## STATED EXERCISE
From the entries that follow, gather each line holding the word "email".

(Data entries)
┄┄┄┄┄┄┄┄┄┄┄┄┄┄┄┄┄┄┄┄
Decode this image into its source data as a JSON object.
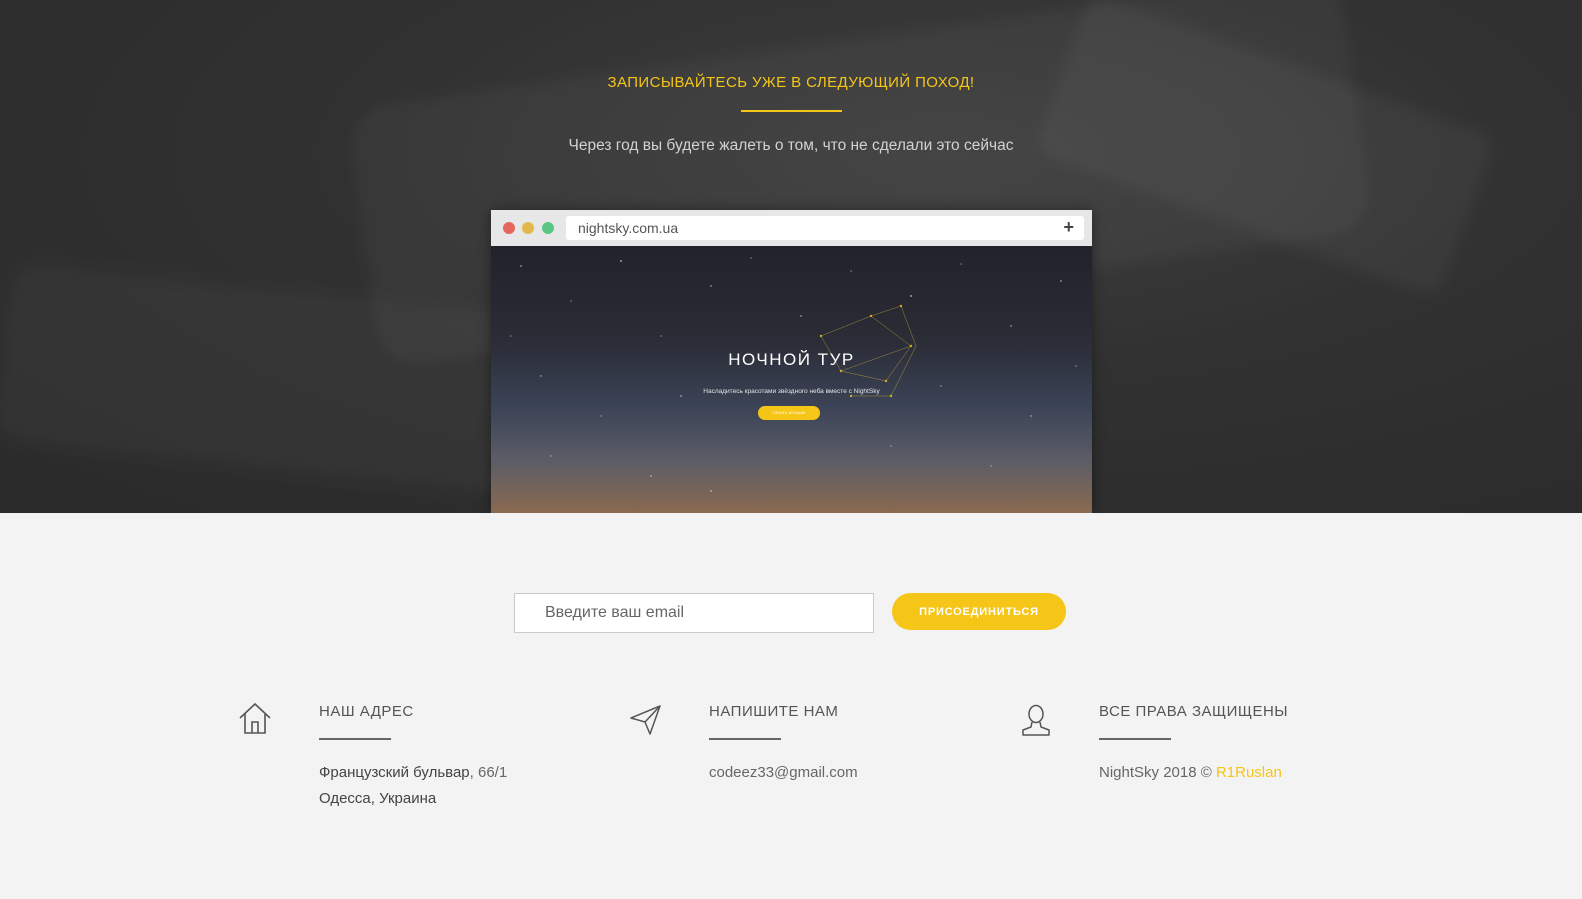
{
  "hero": {
    "title": "ЗАПИСЫВАЙТЕСЬ УЖЕ В СЛЕДУЮЩИЙ ПОХОД!",
    "subtitle": "Через год вы будете жалеть о том, что не сделали это сейчас"
  },
  "browser_mockup": {
    "url": "nightsky.com.ua",
    "new_tab_symbol": "+",
    "screen_title": "НОЧНОЙ ТУР",
    "screen_subtitle": "Насладитесь красотами звёздного неба вместе с NightSky",
    "screen_button": "УЗНАТЬ БОЛЬШЕ"
  },
  "subscribe": {
    "email_placeholder": "Введите ваш email",
    "button_label": "ПРИСОЕДИНИТЬСЯ"
  },
  "footer": {
    "address": {
      "icon": "home-icon",
      "title": "НАШ АДРЕС",
      "street": "Французский бульвар",
      "number": ", 66/1",
      "city": "Одесса, Украина"
    },
    "contact": {
      "icon": "paper-plane-icon",
      "title": "НАПИШИТЕ НАМ",
      "email": "codeez33@gmail.com"
    },
    "rights": {
      "icon": "user-icon",
      "title": "ВСЕ ПРАВА ЗАЩИЩЕНЫ",
      "copyright": "NightSky 2018 © ",
      "author": "R1Ruslan"
    }
  },
  "colors": {
    "accent": "#f5c518",
    "hero_bg": "#313131",
    "page_bg": "#f3f3f3"
  }
}
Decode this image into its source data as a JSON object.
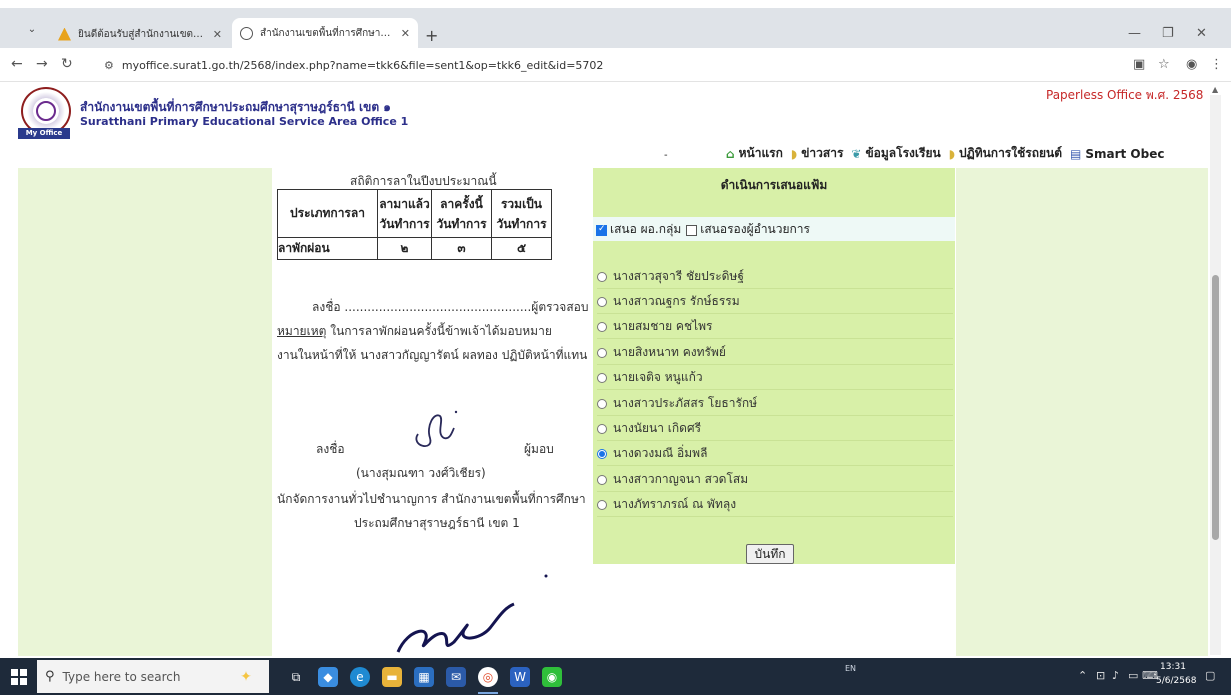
{
  "browser": {
    "tabs": [
      {
        "label": "ยินดีต้อนรับสู่สำนักงานเขตพื้นที่การศึ",
        "icon": "yellow-triangle-icon"
      },
      {
        "label": "สำนักงานเขตพื้นที่การศึกษาประถมศึ",
        "icon": "globe-icon"
      }
    ],
    "new_tab": "+",
    "url": "myoffice.surat1.go.th/2568/index.php?name=tkk6&file=sent1&op=tkk6_edit&id=5702"
  },
  "header": {
    "org_th": "สำนักงานเขตพื้นที่การศึกษาประถมศึกษาสุราษฎร์ธานี เขต ๑",
    "org_en": "Suratthani Primary Educational Service Area Office 1",
    "logo_badge": "My Office",
    "paperless": "Paperless Office พ.ศ. 2568",
    "nav": [
      {
        "label": "หน้าแรก",
        "icon": "home-icon"
      },
      {
        "label": "ข่าวสาร",
        "icon": "folder-icon"
      },
      {
        "label": "ข้อมูลโรงเรียน",
        "icon": "leaf-icon"
      },
      {
        "label": "ปฏิทินการใช้รถยนต์",
        "icon": "folder-icon"
      },
      {
        "label": "Smart Obec",
        "icon": "book-icon"
      }
    ]
  },
  "document": {
    "stat_title": "สถิติการลาในปีงบประมาณนี้",
    "table": {
      "h_type": "ประเภทการลา",
      "h_taken": [
        "ลามาแล้ว",
        "วันทำการ"
      ],
      "h_this": [
        "ลาครั้งนี้",
        "วันทำการ"
      ],
      "h_total": [
        "รวมเป็น",
        "วันทำการ"
      ],
      "row": {
        "type": "ลาพักผ่อน",
        "taken": "๒",
        "this": "๓",
        "total": "๕"
      }
    },
    "sign_line": "ลงชื่อ .................................................ผู้ตรวจสอบ",
    "note_label": "หมายเหตุ",
    "note_text1": " ในการลาพักผ่อนครั้งนี้ข้าพเจ้าได้มอบหมาย",
    "note_text2": "งานในหน้าที่ให้ นางสาวกัญญารัตน์ ผลทอง ปฏิบัติหน้าที่แทน",
    "sign_label": "ลงชื่อ",
    "assign_label": "ผู้มอบ",
    "signer_name": "(นางสุมณฑา วงศ์วิเชียร)",
    "signer_pos1": "นักจัดการงานทั่วไปชำนาญการ สำนักงานเขตพื้นที่การศึกษา",
    "signer_pos2": "ประถมศึกษาสุราษฎร์ธานี เขต 1"
  },
  "form": {
    "title": "ดำเนินการเสนอแฟ้ม",
    "check1": {
      "label": "เสนอ ผอ.กลุ่ม",
      "checked": true
    },
    "check2": {
      "label": "เสนอรองผู้อำนวยการ",
      "checked": false
    },
    "options": [
      {
        "label": "นางสาวสุจารี ชัยประดิษฐ์",
        "selected": false
      },
      {
        "label": "นางสาวณฐกร รักษ์ธรรม",
        "selected": false
      },
      {
        "label": "นายสมชาย คชไพร",
        "selected": false
      },
      {
        "label": "นายสิงหนาท คงทรัพย์",
        "selected": false
      },
      {
        "label": "นายเจติจ หนูแก้ว",
        "selected": false
      },
      {
        "label": "นางสาวประภัสสร โยธารักษ์",
        "selected": false
      },
      {
        "label": "นางนัยนา เกิดศรี",
        "selected": false
      },
      {
        "label": "นางดวงมณี อิ่มพลี",
        "selected": true
      },
      {
        "label": "นางสาวกาญจนา สวดโสม",
        "selected": false
      },
      {
        "label": "นางภัทราภรณ์ ณ พัทลุง",
        "selected": false
      }
    ],
    "save_label": "บันทึก"
  },
  "taskbar": {
    "search_placeholder": "Type here to search",
    "lang": "EN",
    "time": "13:31",
    "date": "5/6/2568"
  }
}
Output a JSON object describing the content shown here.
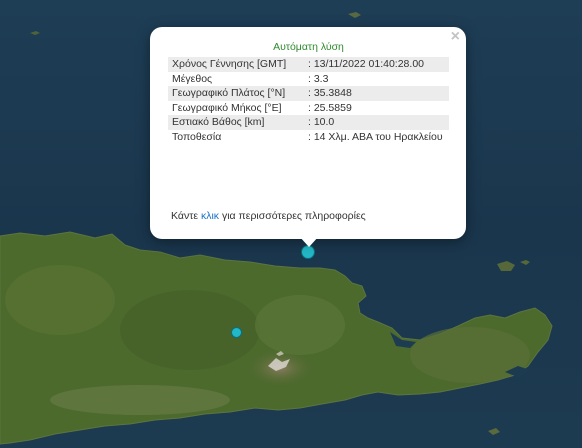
{
  "popup": {
    "close_label": "×",
    "title": "Αυτόματη λύση",
    "rows": [
      {
        "label": "Χρόνος Γέννησης [GMT]",
        "value": ": 13/11/2022 01:40:28.00"
      },
      {
        "label": "Μέγεθος",
        "value": ": 3.3"
      },
      {
        "label": "Γεωγραφικό Πλάτος [°N]",
        "value": ": 35.3848"
      },
      {
        "label": "Γεωγραφικό Μήκος [°E]",
        "value": ": 25.5859"
      },
      {
        "label": "Εστιακό Βάθος [km]",
        "value": ": 10.0"
      },
      {
        "label": "Τοποθεσία",
        "value": ": 14 Χλμ. ΑΒΑ του Ηρακλείου"
      }
    ],
    "more_prefix": "Κάντε ",
    "more_link": "κλικ",
    "more_suffix": " για περισσότερες πληροφορίες"
  },
  "colors": {
    "sea": "#1b3a52",
    "land": "#4c6a2c",
    "marker": "#23b8c8"
  }
}
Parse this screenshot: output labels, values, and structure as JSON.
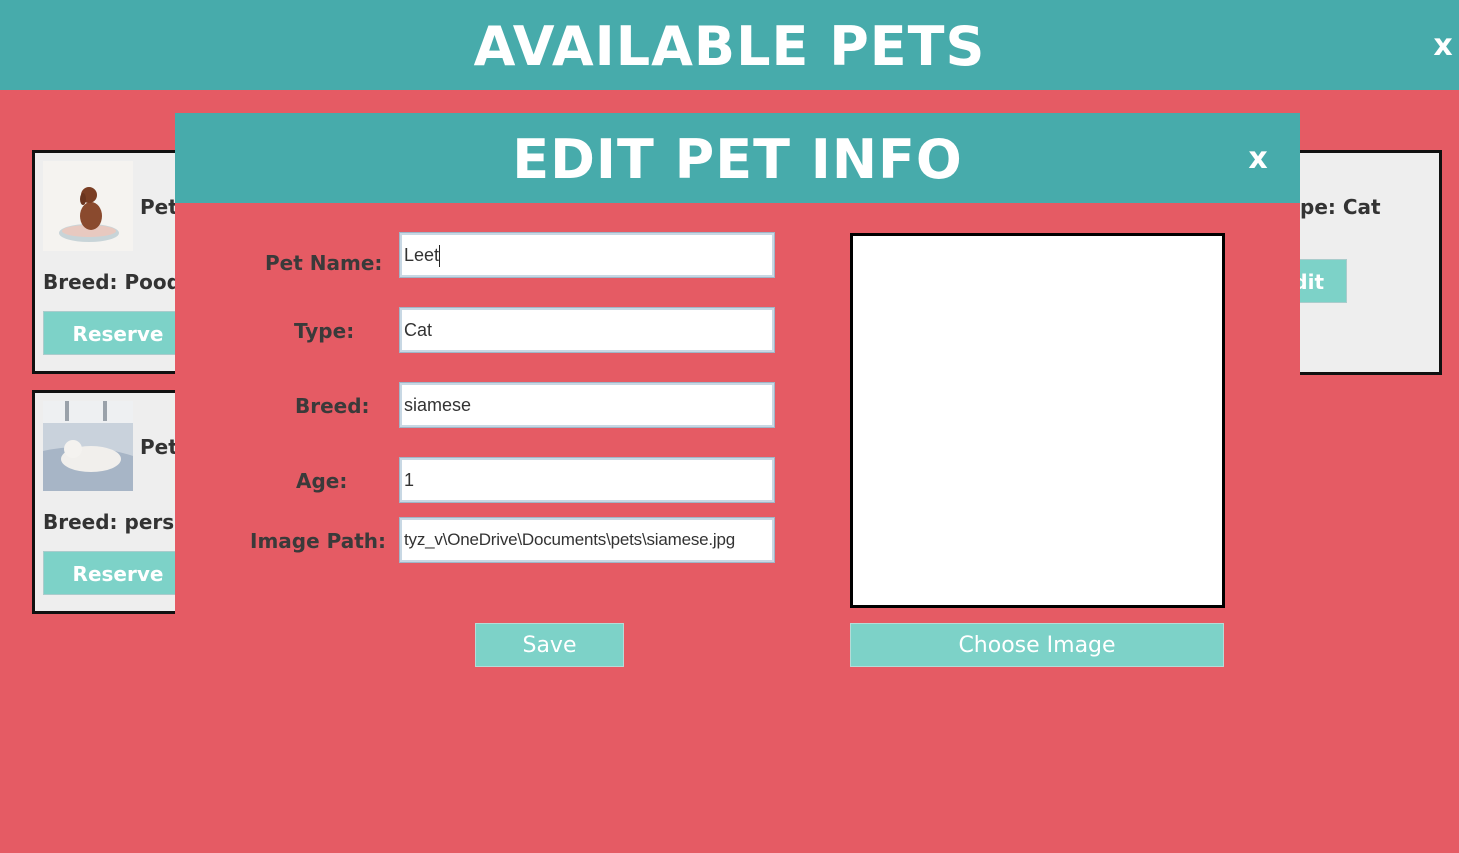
{
  "window": {
    "title": "AVAILABLE PETS",
    "close_label": "x"
  },
  "cards": [
    {
      "name_fragment": "Pet",
      "breed_fragment": "Breed: Pood",
      "reserve_label": "Reserve"
    },
    {
      "name_fragment": "Pet",
      "breed_fragment": "Breed: persi",
      "reserve_label": "Reserve"
    },
    {
      "type_fragment": "pe: Cat",
      "edit_fragment": "dit"
    }
  ],
  "modal": {
    "title": "EDIT PET INFO",
    "close_label": "x",
    "fields": {
      "pet_name": {
        "label": "Pet Name:",
        "value": "Leet"
      },
      "type": {
        "label": "Type:",
        "value": "Cat"
      },
      "breed": {
        "label": "Breed:",
        "value": "siamese"
      },
      "age": {
        "label": "Age:",
        "value": "1"
      },
      "image_path": {
        "label": "Image Path:",
        "value": "tyz_v\\OneDrive\\Documents\\pets\\siamese.jpg"
      }
    },
    "save_label": "Save",
    "choose_image_label": "Choose Image"
  },
  "colors": {
    "background": "#e55b64",
    "header": "#47abab",
    "button": "#7dd2c8",
    "card": "#eeeeee"
  }
}
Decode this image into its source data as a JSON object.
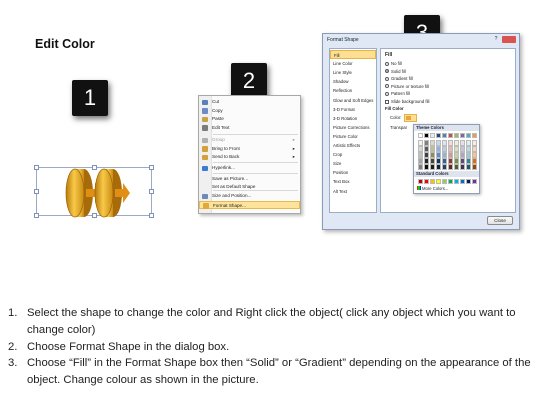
{
  "title": "Edit Color",
  "steps": {
    "one": "1",
    "two": "2",
    "three": "3"
  },
  "context_menu": {
    "items": [
      {
        "label": "Cut",
        "icon": "scissors-icon",
        "color": "#5b7fb8"
      },
      {
        "label": "Copy",
        "icon": "copy-icon",
        "color": "#6b8cc4"
      },
      {
        "label": "Paste",
        "icon": "paste-icon",
        "color": "#c8a148"
      },
      {
        "label": "Edit Text",
        "icon": "edit-text-icon",
        "color": "#7c7c7c"
      },
      {
        "label": "Group",
        "icon": "group-icon",
        "color": "#b0b0b0",
        "disabled": true,
        "submenu": true
      },
      {
        "label": "Bring to Front",
        "icon": "bring-front-icon",
        "color": "#d3a03c",
        "submenu": true
      },
      {
        "label": "Send to Back",
        "icon": "send-back-icon",
        "color": "#d3a03c",
        "submenu": true
      },
      {
        "label": "Hyperlink...",
        "icon": "hyperlink-icon",
        "color": "#3d7ad1"
      },
      {
        "label": "Save as Picture...",
        "icon": "none",
        "color": ""
      },
      {
        "label": "Set as Default Shape",
        "icon": "none",
        "color": ""
      },
      {
        "label": "Size and Position...",
        "icon": "size-position-icon",
        "color": "#6f8ab6"
      },
      {
        "label": "Format Shape...",
        "icon": "format-shape-icon",
        "color": "#e0a93a",
        "highlighted": true
      }
    ]
  },
  "dialog": {
    "title": "Format Shape",
    "categories": [
      "Fill",
      "Line Color",
      "Line Style",
      "Shadow",
      "Reflection",
      "Glow and Soft Edges",
      "3-D Format",
      "3-D Rotation",
      "Picture Corrections",
      "Picture Color",
      "Artistic Effects",
      "Crop",
      "Size",
      "Position",
      "Text Box",
      "Alt Text"
    ],
    "selected_category": "Fill",
    "section_title": "Fill",
    "fill_options": [
      "No fill",
      "Solid fill",
      "Gradient fill",
      "Picture or texture fill",
      "Pattern fill"
    ],
    "selected_fill": "Solid fill",
    "slide_background": "Slide background fill",
    "fill_color_label": "Fill Color",
    "color_label": "Color:",
    "transparency_label": "Transpar",
    "close_button": "Close"
  },
  "color_picker": {
    "theme_header": "Theme Colors",
    "standard_header": "Standard Colors",
    "more_colors": "More Colors...",
    "theme_top": [
      "#ffffff",
      "#000000",
      "#eeece1",
      "#1f497d",
      "#4f81bd",
      "#c0504d",
      "#9bbb59",
      "#8064a2",
      "#4bacc6",
      "#f79646"
    ],
    "theme_columns": [
      [
        "#f2f2f2",
        "#d9d9d9",
        "#bfbfbf",
        "#a6a6a6",
        "#7f7f7f"
      ],
      [
        "#7f7f7f",
        "#595959",
        "#404040",
        "#262626",
        "#0d0d0d"
      ],
      [
        "#ddd9c3",
        "#c4bd97",
        "#948a54",
        "#4a452a",
        "#1e1c11"
      ],
      [
        "#c6d9f0",
        "#8db3e2",
        "#548dd4",
        "#17365d",
        "#0f243e"
      ],
      [
        "#dbe5f1",
        "#b8cce4",
        "#95b3d7",
        "#366092",
        "#244061"
      ],
      [
        "#f2dcdb",
        "#e6b9b8",
        "#d99694",
        "#953734",
        "#632423"
      ],
      [
        "#ebf1dd",
        "#d7e3bc",
        "#c3d69b",
        "#76923c",
        "#4f6128"
      ],
      [
        "#e5e0ec",
        "#ccc1d9",
        "#b2a2c7",
        "#5f497a",
        "#3f3151"
      ],
      [
        "#dbeef3",
        "#b7dde8",
        "#92cddc",
        "#31859b",
        "#205867"
      ],
      [
        "#fdeada",
        "#fbd5b5",
        "#fac08f",
        "#e36c09",
        "#974806"
      ]
    ],
    "standard": [
      "#c00000",
      "#ff0000",
      "#ffc000",
      "#ffff00",
      "#92d050",
      "#00b050",
      "#00b0f0",
      "#0070c0",
      "#002060",
      "#7030a0"
    ]
  },
  "shape_colors": {
    "coin_light": "#f6c342",
    "coin_dark": "#c98a12",
    "arrow": "#e79a1c"
  },
  "instructions": [
    {
      "num": "1.",
      "text": "Select the shape to change the color and Right click the object( click any object which you want to change color)"
    },
    {
      "num": "2.",
      "text": "Choose Format Shape in the dialog box."
    },
    {
      "num": "3.",
      "text": "Choose “Fill” in the Format Shape box then “Solid” or “Gradient” depending on the appearance of the object. Change colour as shown in the picture."
    }
  ]
}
┄┄┄┄┄┄┄┄┄┄┄┄┄┄┄┄┄┄┄┄
## RESULT OF THIS EXERCISE
    "email_placeholder": "Введите ваш email",
      "email": "codeez33@gmail.com"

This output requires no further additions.